== Information given

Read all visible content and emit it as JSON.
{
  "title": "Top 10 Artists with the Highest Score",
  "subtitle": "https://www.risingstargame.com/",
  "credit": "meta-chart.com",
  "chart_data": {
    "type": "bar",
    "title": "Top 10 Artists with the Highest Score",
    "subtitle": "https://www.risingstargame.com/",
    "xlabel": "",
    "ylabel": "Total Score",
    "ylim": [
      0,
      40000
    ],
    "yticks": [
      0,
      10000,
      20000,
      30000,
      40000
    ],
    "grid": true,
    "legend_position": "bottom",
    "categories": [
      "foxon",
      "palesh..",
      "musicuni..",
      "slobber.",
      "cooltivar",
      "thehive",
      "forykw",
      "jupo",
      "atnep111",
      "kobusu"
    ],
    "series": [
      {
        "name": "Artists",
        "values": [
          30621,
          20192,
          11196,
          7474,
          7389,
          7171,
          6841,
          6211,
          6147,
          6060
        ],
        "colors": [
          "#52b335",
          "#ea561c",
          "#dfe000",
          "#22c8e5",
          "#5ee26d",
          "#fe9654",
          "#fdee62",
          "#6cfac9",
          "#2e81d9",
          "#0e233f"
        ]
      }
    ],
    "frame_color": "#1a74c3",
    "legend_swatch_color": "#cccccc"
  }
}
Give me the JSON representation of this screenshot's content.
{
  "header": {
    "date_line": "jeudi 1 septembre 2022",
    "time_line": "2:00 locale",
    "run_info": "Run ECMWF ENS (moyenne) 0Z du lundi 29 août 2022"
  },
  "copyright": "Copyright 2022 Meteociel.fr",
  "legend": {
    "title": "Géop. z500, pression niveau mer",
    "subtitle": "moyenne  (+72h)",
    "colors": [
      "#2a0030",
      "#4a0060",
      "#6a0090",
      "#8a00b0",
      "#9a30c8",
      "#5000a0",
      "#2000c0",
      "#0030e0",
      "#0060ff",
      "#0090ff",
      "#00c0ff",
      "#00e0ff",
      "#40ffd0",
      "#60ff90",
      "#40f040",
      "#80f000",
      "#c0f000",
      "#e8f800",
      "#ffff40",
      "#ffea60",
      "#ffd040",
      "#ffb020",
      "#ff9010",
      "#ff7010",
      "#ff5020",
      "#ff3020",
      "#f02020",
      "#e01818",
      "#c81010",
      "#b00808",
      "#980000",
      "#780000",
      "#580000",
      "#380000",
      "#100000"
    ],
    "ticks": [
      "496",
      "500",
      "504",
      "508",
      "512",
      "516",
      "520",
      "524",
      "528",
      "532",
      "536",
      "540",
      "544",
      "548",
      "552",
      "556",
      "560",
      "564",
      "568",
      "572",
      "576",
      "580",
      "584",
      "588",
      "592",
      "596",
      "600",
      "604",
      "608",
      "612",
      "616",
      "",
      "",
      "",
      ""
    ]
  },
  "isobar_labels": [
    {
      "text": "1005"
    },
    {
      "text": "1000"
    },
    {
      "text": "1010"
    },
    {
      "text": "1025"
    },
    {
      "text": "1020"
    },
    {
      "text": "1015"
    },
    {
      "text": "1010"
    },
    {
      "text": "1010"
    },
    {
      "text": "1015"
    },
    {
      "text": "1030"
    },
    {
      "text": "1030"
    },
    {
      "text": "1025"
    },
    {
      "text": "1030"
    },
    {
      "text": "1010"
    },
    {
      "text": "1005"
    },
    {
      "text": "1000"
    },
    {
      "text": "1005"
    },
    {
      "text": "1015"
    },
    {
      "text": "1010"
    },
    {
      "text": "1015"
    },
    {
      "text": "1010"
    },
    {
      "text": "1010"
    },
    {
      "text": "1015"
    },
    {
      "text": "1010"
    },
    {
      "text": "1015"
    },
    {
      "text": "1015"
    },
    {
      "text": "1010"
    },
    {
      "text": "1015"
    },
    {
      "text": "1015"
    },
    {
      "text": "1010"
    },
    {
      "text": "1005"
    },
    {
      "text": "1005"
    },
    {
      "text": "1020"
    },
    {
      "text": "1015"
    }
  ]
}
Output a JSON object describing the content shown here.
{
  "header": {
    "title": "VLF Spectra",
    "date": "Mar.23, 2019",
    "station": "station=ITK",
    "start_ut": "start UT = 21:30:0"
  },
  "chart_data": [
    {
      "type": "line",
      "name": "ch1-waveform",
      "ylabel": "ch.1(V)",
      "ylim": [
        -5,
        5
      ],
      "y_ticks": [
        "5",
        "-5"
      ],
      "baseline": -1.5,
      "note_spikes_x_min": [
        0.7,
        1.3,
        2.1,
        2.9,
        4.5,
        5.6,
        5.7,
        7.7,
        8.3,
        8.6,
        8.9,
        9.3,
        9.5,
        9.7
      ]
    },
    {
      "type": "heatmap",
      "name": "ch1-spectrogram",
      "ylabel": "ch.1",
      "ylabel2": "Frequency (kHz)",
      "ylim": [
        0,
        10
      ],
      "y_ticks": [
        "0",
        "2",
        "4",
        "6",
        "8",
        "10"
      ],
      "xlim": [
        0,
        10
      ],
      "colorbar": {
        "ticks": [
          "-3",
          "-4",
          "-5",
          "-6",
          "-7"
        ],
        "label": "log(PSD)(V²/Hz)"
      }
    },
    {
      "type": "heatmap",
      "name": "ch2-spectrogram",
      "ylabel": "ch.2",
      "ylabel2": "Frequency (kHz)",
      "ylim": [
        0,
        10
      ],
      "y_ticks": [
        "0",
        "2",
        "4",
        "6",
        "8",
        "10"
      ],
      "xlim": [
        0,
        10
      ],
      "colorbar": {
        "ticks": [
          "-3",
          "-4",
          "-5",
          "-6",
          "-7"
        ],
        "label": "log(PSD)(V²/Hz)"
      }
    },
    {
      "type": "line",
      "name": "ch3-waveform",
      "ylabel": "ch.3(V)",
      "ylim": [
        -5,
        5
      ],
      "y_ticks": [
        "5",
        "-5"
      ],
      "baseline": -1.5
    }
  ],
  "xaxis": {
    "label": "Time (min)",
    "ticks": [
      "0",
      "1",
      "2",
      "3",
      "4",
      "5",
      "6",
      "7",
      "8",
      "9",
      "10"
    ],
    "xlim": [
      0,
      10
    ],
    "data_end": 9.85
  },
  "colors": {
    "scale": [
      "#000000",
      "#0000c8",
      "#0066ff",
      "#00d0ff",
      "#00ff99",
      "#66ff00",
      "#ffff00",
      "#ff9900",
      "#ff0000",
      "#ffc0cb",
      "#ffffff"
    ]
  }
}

====

## Task objective
Give the number of lines above that hold the word "content", and nothing more.

## Output
3